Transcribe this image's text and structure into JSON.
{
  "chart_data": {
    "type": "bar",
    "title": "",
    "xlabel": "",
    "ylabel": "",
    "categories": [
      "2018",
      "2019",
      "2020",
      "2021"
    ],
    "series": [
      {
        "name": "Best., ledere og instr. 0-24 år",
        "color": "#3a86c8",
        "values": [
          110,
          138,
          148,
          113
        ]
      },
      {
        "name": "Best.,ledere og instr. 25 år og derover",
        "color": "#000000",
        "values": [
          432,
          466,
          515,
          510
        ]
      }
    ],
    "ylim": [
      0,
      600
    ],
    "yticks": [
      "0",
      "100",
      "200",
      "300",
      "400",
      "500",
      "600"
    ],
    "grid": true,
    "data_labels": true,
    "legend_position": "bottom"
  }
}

# Exercise goal
Repeat the entries exactly, all of them.

# Written response
Transcribe this image's text and structure into JSON.
{
  "chart_data": {
    "type": "bar",
    "title": "",
    "xlabel": "",
    "ylabel": "",
    "categories": [
      "2018",
      "2019",
      "2020",
      "2021"
    ],
    "series": [
      {
        "name": "Best., ledere og instr. 0-24 år",
        "color": "#3a86c8",
        "values": [
          110,
          138,
          148,
          113
        ]
      },
      {
        "name": "Best.,ledere og instr. 25 år og derover",
        "color": "#000000",
        "values": [
          432,
          466,
          515,
          510
        ]
      }
    ],
    "ylim": [
      0,
      600
    ],
    "yticks": [
      "0",
      "100",
      "200",
      "300",
      "400",
      "500",
      "600"
    ],
    "grid": true,
    "data_labels": true,
    "legend_position": "bottom"
  }
}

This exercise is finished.